Short task:
Identify, in the records below, every line where the string "相含量计算" appears, and copy each such line.

Dataset rows:
- - - -

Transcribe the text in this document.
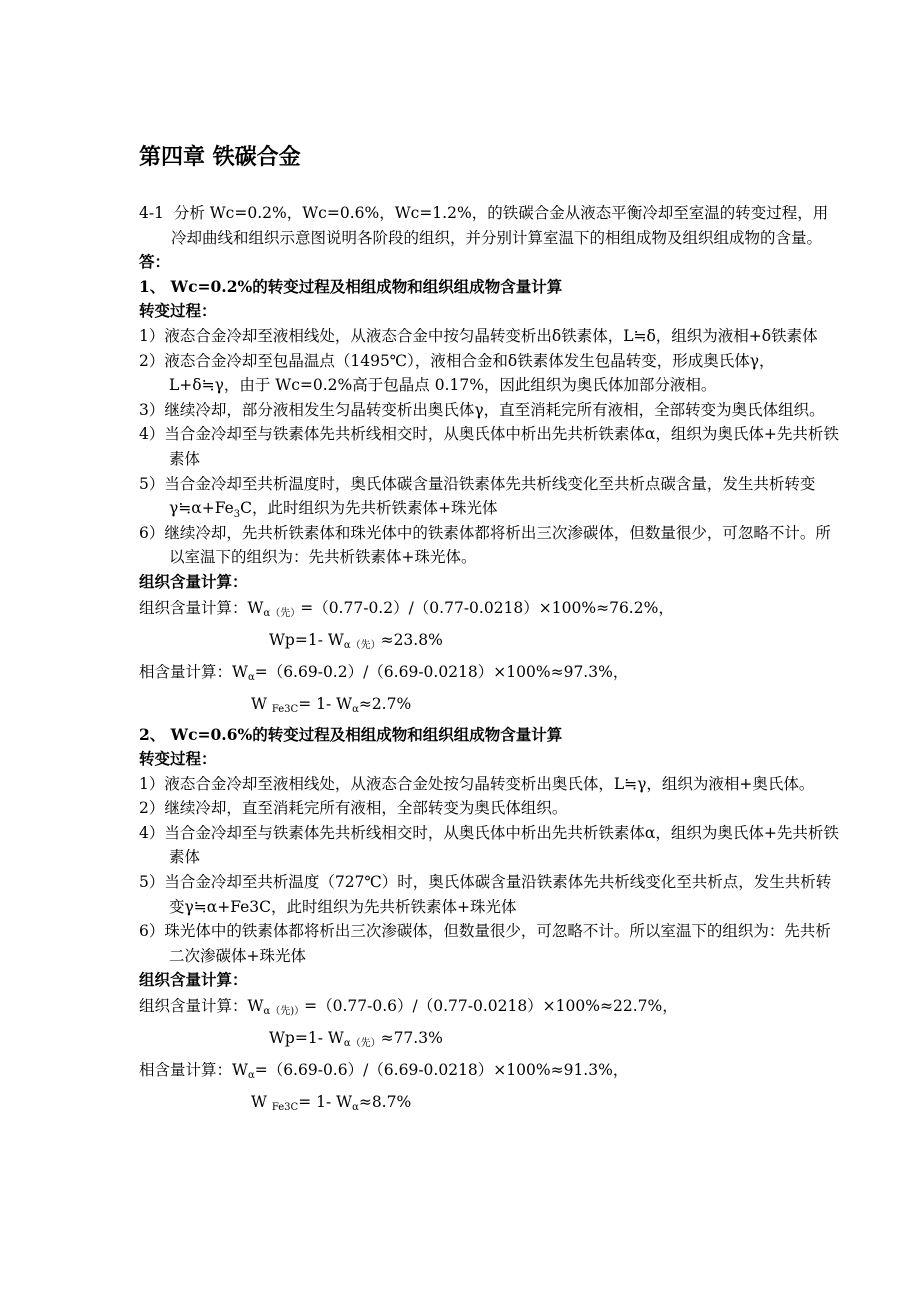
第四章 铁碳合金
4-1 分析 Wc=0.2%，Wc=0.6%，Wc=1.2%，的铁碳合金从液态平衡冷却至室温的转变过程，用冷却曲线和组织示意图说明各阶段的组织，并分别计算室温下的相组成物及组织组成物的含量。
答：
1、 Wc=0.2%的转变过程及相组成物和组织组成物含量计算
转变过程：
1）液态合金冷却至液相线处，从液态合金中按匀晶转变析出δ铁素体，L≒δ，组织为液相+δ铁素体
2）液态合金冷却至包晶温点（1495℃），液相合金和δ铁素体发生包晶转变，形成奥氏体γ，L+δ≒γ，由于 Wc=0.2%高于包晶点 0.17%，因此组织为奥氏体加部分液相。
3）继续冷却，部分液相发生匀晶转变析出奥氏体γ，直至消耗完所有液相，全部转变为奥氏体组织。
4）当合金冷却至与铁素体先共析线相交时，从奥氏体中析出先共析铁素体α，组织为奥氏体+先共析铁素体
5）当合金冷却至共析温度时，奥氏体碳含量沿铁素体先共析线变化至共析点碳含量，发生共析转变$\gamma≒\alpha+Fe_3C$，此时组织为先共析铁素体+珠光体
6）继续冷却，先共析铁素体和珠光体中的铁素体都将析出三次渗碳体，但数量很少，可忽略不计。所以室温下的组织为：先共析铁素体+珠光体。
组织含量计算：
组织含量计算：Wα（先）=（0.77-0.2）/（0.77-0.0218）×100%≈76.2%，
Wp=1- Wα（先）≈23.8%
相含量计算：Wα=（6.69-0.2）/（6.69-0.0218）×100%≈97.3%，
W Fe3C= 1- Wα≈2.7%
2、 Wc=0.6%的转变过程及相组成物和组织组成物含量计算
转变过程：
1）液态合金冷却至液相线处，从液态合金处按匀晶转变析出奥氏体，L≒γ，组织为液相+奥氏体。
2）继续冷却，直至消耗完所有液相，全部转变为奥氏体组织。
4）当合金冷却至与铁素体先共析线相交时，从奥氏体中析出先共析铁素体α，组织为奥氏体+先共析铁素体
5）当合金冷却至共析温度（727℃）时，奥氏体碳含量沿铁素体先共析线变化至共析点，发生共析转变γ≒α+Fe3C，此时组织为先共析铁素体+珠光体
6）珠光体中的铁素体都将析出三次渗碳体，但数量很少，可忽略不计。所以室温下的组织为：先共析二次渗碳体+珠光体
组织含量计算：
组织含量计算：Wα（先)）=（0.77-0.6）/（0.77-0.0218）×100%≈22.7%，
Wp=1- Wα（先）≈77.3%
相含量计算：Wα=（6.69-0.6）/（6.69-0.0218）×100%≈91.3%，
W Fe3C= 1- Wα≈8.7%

- - - -

Written answer:
相含量计算：Wα=（6.69-0.2）/（6.69-0.0218）×100%≈97.3%，
相含量计算：Wα=（6.69-0.6）/（6.69-0.0218）×100%≈91.3%，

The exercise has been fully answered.